EXERCISE DESCRIPTION –
In the entries below, find every line with "label" and copy it.

------------------------

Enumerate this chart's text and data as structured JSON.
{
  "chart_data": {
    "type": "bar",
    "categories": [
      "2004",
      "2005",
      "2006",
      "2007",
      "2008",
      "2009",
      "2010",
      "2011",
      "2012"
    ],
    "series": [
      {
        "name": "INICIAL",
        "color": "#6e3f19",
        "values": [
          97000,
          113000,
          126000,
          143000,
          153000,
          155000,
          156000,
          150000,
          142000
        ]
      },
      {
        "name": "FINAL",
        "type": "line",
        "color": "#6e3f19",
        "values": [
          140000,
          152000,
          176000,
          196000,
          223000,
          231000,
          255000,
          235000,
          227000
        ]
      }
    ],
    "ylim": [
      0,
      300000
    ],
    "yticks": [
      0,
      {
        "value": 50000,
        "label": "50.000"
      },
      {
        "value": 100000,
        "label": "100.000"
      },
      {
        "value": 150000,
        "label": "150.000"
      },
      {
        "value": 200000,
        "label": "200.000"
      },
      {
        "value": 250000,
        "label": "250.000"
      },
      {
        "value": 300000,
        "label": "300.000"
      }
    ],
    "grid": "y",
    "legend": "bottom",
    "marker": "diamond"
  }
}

------------------------

IN RESPONSE –
        "label": "50.000"
        "label": "100.000"
        "label": "150.000"
        "label": "200.000"
        "label": "250.000"
        "label": "300.000"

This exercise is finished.